• To be done
Print the entries below in their entirety, exactly as they are written.
--- Begin Entries provided ---
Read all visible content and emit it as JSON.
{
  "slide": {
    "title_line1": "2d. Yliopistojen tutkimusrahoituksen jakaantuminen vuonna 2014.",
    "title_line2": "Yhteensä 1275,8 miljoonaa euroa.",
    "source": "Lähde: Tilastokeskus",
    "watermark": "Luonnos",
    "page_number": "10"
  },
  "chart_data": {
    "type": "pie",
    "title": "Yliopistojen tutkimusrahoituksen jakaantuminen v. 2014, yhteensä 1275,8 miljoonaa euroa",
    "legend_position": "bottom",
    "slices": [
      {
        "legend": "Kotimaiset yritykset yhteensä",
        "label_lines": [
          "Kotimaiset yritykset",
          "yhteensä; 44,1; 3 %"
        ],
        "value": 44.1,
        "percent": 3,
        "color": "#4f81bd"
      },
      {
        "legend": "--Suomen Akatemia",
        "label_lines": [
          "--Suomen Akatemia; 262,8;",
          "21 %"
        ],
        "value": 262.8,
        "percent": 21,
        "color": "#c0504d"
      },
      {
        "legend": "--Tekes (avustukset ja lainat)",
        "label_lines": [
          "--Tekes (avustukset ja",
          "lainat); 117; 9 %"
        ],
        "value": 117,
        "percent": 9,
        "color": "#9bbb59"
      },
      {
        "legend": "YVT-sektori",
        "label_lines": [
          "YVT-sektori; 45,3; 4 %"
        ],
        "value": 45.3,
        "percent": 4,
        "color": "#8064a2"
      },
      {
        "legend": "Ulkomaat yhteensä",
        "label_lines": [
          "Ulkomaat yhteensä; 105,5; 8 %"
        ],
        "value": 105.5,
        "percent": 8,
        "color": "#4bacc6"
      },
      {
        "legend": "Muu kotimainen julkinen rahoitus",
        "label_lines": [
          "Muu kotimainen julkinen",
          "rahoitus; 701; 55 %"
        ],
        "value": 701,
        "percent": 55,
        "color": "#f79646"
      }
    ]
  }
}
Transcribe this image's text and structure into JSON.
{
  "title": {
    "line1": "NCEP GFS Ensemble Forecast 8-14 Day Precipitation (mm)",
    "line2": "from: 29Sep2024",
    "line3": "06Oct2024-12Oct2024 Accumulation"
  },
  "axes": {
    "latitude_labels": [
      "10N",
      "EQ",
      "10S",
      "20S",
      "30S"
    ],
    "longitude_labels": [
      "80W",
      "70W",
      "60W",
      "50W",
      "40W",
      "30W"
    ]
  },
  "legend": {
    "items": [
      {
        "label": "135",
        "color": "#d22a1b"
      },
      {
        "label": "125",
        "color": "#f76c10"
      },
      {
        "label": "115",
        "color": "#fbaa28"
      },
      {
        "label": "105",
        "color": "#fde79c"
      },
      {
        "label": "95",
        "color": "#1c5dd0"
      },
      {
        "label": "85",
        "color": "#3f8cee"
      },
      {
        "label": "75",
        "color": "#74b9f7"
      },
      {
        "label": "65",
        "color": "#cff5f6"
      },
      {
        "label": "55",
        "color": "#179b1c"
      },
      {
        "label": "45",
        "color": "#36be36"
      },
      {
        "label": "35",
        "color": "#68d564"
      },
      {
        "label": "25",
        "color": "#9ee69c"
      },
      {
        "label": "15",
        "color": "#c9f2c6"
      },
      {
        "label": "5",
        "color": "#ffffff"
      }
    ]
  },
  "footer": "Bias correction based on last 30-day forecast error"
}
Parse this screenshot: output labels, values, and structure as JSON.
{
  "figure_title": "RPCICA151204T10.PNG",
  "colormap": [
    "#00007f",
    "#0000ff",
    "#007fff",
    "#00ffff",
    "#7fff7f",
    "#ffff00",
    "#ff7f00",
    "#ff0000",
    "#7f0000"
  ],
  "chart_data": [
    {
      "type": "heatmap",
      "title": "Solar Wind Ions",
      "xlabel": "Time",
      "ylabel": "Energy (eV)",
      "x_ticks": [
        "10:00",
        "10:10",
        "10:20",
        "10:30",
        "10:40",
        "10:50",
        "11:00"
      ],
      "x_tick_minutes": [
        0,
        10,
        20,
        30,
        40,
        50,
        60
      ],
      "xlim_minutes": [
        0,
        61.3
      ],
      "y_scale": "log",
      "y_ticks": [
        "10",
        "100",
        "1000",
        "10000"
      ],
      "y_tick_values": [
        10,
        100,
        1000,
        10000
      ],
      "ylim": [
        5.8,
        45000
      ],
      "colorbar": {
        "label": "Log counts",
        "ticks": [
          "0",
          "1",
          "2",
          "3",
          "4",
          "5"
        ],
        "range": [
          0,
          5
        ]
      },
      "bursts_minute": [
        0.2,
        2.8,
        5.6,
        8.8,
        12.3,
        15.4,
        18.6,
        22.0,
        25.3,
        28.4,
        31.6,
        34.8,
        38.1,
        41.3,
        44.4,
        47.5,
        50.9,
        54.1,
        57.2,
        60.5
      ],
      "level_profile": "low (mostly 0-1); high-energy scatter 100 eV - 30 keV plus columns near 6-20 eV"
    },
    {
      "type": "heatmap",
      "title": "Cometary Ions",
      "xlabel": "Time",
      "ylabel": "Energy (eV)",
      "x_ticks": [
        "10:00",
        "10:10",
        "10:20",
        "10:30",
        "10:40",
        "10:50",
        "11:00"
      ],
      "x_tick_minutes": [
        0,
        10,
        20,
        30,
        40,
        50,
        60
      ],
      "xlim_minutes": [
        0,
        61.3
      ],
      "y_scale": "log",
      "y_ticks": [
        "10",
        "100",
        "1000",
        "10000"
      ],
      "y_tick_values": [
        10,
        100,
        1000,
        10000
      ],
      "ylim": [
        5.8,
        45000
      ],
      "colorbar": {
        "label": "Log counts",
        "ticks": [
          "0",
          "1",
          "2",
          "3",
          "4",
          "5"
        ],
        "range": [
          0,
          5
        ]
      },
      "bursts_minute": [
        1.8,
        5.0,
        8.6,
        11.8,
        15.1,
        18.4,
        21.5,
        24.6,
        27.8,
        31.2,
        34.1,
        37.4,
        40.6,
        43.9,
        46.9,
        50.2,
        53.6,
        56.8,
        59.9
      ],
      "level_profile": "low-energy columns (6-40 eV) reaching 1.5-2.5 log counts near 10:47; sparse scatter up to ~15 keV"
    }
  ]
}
--- End Entries provided ---
• Final result
Read all visible content and emit it as JSON.
{
  "slide": {
    "title_line1": "2d. Yliopistojen tutkimusrahoituksen jakaantuminen vuonna 2014.",
    "title_line2": "Yhteensä 1275,8 miljoonaa euroa.",
    "source": "Lähde: Tilastokeskus",
    "watermark": "Luonnos",
    "page_number": "10"
  },
  "chart_data": {
    "type": "pie",
    "title": "Yliopistojen tutkimusrahoituksen jakaantuminen v. 2014, yhteensä 1275,8 miljoonaa euroa",
    "legend_position": "bottom",
    "slices": [
      {
        "legend": "Kotimaiset yritykset yhteensä",
        "label_lines": [
          "Kotimaiset yritykset",
          "yhteensä; 44,1; 3 %"
        ],
        "value": 44.1,
        "percent": 3,
        "color": "#4f81bd"
      },
      {
        "legend": "--Suomen Akatemia",
        "label_lines": [
          "--Suomen Akatemia; 262,8;",
          "21 %"
        ],
        "value": 262.8,
        "percent": 21,
        "color": "#c0504d"
      },
      {
        "legend": "--Tekes (avustukset ja lainat)",
        "label_lines": [
          "--Tekes (avustukset ja",
          "lainat); 117; 9 %"
        ],
        "value": 117,
        "percent": 9,
        "color": "#9bbb59"
      },
      {
        "legend": "YVT-sektori",
        "label_lines": [
          "YVT-sektori; 45,3; 4 %"
        ],
        "value": 45.3,
        "percent": 4,
        "color": "#8064a2"
      },
      {
        "legend": "Ulkomaat yhteensä",
        "label_lines": [
          "Ulkomaat yhteensä; 105,5; 8 %"
        ],
        "value": 105.5,
        "percent": 8,
        "color": "#4bacc6"
      },
      {
        "legend": "Muu kotimainen julkinen rahoitus",
        "label_lines": [
          "Muu kotimainen julkinen",
          "rahoitus; 701; 55 %"
        ],
        "value": 701,
        "percent": 55,
        "color": "#f79646"
      }
    ]
  }
}
Transcribe this image's text and structure into JSON.
{
  "title": {
    "line1": "NCEP GFS Ensemble Forecast 8-14 Day Precipitation (mm)",
    "line2": "from: 29Sep2024",
    "line3": "06Oct2024-12Oct2024 Accumulation"
  },
  "axes": {
    "latitude_labels": [
      "10N",
      "EQ",
      "10S",
      "20S",
      "30S"
    ],
    "longitude_labels": [
      "80W",
      "70W",
      "60W",
      "50W",
      "40W",
      "30W"
    ]
  },
  "legend": {
    "items": [
      {
        "label": "135",
        "color": "#d22a1b"
      },
      {
        "label": "125",
        "color": "#f76c10"
      },
      {
        "label": "115",
        "color": "#fbaa28"
      },
      {
        "label": "105",
        "color": "#fde79c"
      },
      {
        "label": "95",
        "color": "#1c5dd0"
      },
      {
        "label": "85",
        "color": "#3f8cee"
      },
      {
        "label": "75",
        "color": "#74b9f7"
      },
      {
        "label": "65",
        "color": "#cff5f6"
      },
      {
        "label": "55",
        "color": "#179b1c"
      },
      {
        "label": "45",
        "color": "#36be36"
      },
      {
        "label": "35",
        "color": "#68d564"
      },
      {
        "label": "25",
        "color": "#9ee69c"
      },
      {
        "label": "15",
        "color": "#c9f2c6"
      },
      {
        "label": "5",
        "color": "#ffffff"
      }
    ]
  },
  "footer": "Bias correction based on last 30-day forecast error"
}
Parse this screenshot: output labels, values, and structure as JSON.
{
  "figure_title": "RPCICA151204T10.PNG",
  "colormap": [
    "#00007f",
    "#0000ff",
    "#007fff",
    "#00ffff",
    "#7fff7f",
    "#ffff00",
    "#ff7f00",
    "#ff0000",
    "#7f0000"
  ],
  "chart_data": [
    {
      "type": "heatmap",
      "title": "Solar Wind Ions",
      "xlabel": "Time",
      "ylabel": "Energy (eV)",
      "x_ticks": [
        "10:00",
        "10:10",
        "10:20",
        "10:30",
        "10:40",
        "10:50",
        "11:00"
      ],
      "x_tick_minutes": [
        0,
        10,
        20,
        30,
        40,
        50,
        60
      ],
      "xlim_minutes": [
        0,
        61.3
      ],
      "y_scale": "log",
      "y_ticks": [
        "10",
        "100",
        "1000",
        "10000"
      ],
      "y_tick_values": [
        10,
        100,
        1000,
        10000
      ],
      "ylim": [
        5.8,
        45000
      ],
      "colorbar": {
        "label": "Log counts",
        "ticks": [
          "0",
          "1",
          "2",
          "3",
          "4",
          "5"
        ],
        "range": [
          0,
          5
        ]
      },
      "bursts_minute": [
        0.2,
        2.8,
        5.6,
        8.8,
        12.3,
        15.4,
        18.6,
        22.0,
        25.3,
        28.4,
        31.6,
        34.8,
        38.1,
        41.3,
        44.4,
        47.5,
        50.9,
        54.1,
        57.2,
        60.5
      ],
      "level_profile": "low (mostly 0-1); high-energy scatter 100 eV - 30 keV plus columns near 6-20 eV"
    },
    {
      "type": "heatmap",
      "title": "Cometary Ions",
      "xlabel": "Time",
      "ylabel": "Energy (eV)",
      "x_ticks": [
        "10:00",
        "10:10",
        "10:20",
        "10:30",
        "10:40",
        "10:50",
        "11:00"
      ],
      "x_tick_minutes": [
        0,
        10,
        20,
        30,
        40,
        50,
        60
      ],
      "xlim_minutes": [
        0,
        61.3
      ],
      "y_scale": "log",
      "y_ticks": [
        "10",
        "100",
        "1000",
        "10000"
      ],
      "y_tick_values": [
        10,
        100,
        1000,
        10000
      ],
      "ylim": [
        5.8,
        45000
      ],
      "colorbar": {
        "label": "Log counts",
        "ticks": [
          "0",
          "1",
          "2",
          "3",
          "4",
          "5"
        ],
        "range": [
          0,
          5
        ]
      },
      "bursts_minute": [
        1.8,
        5.0,
        8.6,
        11.8,
        15.1,
        18.4,
        21.5,
        24.6,
        27.8,
        31.2,
        34.1,
        37.4,
        40.6,
        43.9,
        46.9,
        50.2,
        53.6,
        56.8,
        59.9
      ],
      "level_profile": "low-energy columns (6-40 eV) reaching 1.5-2.5 log counts near 10:47; sparse scatter up to ~15 keV"
    }
  ]
}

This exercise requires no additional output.